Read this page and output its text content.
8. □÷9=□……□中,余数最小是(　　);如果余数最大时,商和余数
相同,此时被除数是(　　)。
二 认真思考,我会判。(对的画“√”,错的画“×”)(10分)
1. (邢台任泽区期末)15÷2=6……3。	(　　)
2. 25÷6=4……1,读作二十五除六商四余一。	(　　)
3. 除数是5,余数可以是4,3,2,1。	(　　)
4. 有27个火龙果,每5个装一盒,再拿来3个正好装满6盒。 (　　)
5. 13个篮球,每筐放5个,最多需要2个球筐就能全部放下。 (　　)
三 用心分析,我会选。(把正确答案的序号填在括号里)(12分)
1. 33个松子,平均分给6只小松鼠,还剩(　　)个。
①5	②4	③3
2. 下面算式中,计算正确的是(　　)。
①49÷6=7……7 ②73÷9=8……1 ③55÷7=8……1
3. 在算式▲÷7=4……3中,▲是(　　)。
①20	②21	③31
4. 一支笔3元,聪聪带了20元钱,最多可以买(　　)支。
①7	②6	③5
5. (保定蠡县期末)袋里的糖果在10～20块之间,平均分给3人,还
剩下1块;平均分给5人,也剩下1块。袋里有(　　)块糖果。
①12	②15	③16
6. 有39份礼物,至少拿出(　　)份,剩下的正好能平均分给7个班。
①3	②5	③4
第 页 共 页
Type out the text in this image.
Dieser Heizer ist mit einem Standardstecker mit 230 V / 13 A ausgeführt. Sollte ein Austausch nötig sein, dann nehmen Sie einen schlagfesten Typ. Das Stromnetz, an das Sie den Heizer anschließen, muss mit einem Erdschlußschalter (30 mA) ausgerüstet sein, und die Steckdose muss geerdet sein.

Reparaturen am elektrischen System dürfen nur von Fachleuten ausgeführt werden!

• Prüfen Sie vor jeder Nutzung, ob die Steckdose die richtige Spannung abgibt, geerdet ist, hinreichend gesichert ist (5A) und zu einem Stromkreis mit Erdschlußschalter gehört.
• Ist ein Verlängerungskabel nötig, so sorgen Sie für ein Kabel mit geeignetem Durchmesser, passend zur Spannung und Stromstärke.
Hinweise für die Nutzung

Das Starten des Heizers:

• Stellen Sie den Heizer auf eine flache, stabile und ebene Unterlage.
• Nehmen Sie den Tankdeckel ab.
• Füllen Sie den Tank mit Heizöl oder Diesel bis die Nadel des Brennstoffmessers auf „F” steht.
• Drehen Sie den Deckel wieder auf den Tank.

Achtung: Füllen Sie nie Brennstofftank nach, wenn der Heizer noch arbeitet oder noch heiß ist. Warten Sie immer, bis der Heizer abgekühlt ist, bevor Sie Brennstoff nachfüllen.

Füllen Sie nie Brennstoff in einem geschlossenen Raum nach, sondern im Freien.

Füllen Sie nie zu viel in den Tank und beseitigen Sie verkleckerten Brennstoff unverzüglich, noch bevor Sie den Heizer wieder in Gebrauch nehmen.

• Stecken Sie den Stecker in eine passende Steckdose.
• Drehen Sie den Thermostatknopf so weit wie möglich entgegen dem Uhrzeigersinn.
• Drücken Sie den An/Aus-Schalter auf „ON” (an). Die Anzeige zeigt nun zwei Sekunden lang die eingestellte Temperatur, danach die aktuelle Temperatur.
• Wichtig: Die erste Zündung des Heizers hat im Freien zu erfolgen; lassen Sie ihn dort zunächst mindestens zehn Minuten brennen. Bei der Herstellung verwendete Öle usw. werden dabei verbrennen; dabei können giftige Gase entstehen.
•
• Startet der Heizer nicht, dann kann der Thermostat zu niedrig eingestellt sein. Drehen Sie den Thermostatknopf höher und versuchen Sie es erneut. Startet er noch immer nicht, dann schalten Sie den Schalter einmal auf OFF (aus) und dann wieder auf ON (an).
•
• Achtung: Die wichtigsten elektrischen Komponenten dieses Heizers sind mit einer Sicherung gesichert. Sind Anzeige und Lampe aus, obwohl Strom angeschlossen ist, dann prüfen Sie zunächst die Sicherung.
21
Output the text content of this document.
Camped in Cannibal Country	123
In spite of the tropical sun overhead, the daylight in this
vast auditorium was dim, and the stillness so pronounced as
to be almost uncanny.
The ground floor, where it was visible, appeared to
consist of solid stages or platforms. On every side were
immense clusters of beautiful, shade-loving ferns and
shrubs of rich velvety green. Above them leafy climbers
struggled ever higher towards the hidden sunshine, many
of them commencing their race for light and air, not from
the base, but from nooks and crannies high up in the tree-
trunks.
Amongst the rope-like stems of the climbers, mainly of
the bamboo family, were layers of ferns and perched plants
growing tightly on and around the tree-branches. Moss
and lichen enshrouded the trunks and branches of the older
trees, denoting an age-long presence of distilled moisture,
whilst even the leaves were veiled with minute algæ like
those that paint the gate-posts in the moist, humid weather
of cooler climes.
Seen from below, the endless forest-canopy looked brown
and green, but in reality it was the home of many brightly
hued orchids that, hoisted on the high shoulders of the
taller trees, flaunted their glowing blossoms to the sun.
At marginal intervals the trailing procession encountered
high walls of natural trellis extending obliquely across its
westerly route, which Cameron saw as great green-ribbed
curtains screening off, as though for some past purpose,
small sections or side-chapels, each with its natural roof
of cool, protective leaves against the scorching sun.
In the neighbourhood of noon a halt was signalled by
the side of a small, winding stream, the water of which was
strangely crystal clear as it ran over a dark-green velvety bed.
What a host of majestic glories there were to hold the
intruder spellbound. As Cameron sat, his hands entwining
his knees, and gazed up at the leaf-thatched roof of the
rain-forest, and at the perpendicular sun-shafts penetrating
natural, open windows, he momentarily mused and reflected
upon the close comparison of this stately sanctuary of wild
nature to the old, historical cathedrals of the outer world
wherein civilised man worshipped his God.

**GIVEN EXERCISE**. Pull every line holding "wieder" out of the records.

**TASK RESULT**.
• Drehen Sie den Deckel wieder auf den Tank.
Füllen Sie nie zu viel in den Tank und beseitigen Sie verkleckerten Brennstoff unverzüglich, noch bevor Sie den Heizer wieder in Gebrauch nehmen.
• Startet der Heizer nicht, dann kann der Thermostat zu niedrig eingestellt sein. Drehen Sie den Thermostatknopf höher und versuchen Sie es erneut. Startet er noch immer nicht, dann schalten Sie den Schalter einmal auf OFF (aus) und dann wieder auf ON (an).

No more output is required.